» **Instructions for the task**:
Draw out every line with the word "type" from the listing below.
# START OF Data extract
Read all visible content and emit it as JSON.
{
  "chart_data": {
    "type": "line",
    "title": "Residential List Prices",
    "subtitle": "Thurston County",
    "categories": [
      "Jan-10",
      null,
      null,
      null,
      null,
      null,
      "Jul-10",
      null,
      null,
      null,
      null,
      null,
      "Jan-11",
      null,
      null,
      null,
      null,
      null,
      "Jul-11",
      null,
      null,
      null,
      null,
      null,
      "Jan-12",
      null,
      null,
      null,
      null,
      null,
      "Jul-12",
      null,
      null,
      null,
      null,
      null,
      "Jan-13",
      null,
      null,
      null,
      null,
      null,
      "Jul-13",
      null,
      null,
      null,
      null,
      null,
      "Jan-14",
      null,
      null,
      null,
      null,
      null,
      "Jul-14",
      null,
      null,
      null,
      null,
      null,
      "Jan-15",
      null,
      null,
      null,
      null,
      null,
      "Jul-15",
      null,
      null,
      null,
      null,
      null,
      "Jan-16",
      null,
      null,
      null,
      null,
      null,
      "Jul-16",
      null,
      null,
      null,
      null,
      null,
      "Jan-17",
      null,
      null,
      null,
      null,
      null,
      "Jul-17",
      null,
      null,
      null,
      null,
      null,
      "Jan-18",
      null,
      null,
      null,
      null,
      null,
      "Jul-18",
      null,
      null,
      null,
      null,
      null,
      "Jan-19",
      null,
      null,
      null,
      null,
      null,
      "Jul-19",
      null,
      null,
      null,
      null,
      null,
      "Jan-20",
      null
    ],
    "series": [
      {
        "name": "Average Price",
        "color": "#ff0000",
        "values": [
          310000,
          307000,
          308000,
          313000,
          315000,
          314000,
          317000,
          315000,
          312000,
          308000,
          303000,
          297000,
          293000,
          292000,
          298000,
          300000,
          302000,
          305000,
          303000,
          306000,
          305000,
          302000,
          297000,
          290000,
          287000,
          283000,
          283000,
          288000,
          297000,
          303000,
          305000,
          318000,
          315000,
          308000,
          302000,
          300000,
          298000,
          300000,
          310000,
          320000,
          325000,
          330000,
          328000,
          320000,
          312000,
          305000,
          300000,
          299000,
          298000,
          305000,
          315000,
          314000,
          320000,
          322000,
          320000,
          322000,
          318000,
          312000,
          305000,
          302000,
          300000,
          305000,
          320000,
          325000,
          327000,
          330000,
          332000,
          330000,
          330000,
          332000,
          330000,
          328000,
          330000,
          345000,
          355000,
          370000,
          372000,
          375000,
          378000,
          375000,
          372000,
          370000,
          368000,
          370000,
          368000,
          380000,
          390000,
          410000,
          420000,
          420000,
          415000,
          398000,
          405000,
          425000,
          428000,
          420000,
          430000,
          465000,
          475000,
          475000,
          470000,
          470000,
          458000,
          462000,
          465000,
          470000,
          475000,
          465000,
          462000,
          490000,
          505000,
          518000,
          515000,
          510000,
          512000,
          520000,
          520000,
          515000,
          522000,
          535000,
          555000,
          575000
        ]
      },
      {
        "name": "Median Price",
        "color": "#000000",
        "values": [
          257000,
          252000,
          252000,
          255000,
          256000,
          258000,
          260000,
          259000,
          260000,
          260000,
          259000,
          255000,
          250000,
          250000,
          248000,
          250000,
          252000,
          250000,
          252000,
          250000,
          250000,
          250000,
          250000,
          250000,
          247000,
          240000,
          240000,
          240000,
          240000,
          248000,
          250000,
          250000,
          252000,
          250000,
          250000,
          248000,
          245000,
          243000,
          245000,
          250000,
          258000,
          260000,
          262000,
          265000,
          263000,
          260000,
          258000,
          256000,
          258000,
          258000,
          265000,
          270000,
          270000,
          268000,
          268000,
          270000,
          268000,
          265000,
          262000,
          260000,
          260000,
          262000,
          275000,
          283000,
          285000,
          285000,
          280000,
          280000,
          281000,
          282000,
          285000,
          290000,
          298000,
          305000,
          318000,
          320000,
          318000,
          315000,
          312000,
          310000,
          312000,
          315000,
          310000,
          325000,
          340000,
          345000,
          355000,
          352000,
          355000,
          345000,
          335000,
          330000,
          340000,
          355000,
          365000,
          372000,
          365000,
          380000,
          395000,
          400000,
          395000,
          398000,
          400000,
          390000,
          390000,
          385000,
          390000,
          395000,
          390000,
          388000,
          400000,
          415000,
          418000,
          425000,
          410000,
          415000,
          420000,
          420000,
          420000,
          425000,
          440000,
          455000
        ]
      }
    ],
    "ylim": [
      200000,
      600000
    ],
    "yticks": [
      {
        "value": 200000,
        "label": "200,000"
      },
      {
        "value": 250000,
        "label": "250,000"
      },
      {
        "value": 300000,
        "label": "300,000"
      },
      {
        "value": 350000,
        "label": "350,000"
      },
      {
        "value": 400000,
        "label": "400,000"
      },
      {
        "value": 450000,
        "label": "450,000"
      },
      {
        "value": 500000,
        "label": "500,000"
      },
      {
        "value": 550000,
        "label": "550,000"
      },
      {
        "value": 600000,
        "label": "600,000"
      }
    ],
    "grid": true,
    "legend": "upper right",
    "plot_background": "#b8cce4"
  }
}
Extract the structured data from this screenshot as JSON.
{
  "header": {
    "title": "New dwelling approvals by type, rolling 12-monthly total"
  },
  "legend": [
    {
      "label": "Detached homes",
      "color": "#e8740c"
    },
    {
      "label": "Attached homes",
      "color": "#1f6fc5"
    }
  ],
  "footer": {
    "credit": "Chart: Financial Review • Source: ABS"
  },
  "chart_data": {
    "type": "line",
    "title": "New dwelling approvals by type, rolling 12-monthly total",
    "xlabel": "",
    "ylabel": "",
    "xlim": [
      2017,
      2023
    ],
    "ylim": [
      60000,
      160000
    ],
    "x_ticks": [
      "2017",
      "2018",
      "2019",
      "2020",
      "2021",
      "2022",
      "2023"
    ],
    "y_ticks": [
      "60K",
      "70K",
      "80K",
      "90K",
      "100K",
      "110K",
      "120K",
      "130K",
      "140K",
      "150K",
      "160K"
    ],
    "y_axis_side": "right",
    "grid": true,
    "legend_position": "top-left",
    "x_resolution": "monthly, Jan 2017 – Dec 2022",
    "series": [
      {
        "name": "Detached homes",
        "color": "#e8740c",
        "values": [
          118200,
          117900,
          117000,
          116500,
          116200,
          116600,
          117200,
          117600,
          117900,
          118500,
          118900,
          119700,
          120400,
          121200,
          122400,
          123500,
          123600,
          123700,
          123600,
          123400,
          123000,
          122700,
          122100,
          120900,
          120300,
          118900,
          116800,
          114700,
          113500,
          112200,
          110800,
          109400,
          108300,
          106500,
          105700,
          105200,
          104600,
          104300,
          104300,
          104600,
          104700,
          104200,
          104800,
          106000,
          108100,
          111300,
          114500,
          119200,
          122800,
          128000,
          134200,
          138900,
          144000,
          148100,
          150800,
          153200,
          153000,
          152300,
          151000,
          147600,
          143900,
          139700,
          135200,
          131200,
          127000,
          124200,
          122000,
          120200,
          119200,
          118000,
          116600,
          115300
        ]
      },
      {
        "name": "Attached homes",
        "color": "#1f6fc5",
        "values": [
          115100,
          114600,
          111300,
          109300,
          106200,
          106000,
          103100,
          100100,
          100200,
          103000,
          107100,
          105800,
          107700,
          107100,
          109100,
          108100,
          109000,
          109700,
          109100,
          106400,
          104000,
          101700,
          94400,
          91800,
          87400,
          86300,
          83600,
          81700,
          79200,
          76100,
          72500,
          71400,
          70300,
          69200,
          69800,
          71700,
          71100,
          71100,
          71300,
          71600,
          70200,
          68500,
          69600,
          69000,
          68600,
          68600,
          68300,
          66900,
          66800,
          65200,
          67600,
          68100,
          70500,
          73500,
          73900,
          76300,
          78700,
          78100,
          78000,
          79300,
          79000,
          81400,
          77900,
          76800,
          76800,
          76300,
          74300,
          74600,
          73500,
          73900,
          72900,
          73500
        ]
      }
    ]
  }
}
# END OF Data extract
» **Result for this task**:
    "type": "line",
    "title": "New dwelling approvals by type, rolling 12-monthly total"
    "type": "line",
    "title": "New dwelling approvals by type, rolling 12-monthly total",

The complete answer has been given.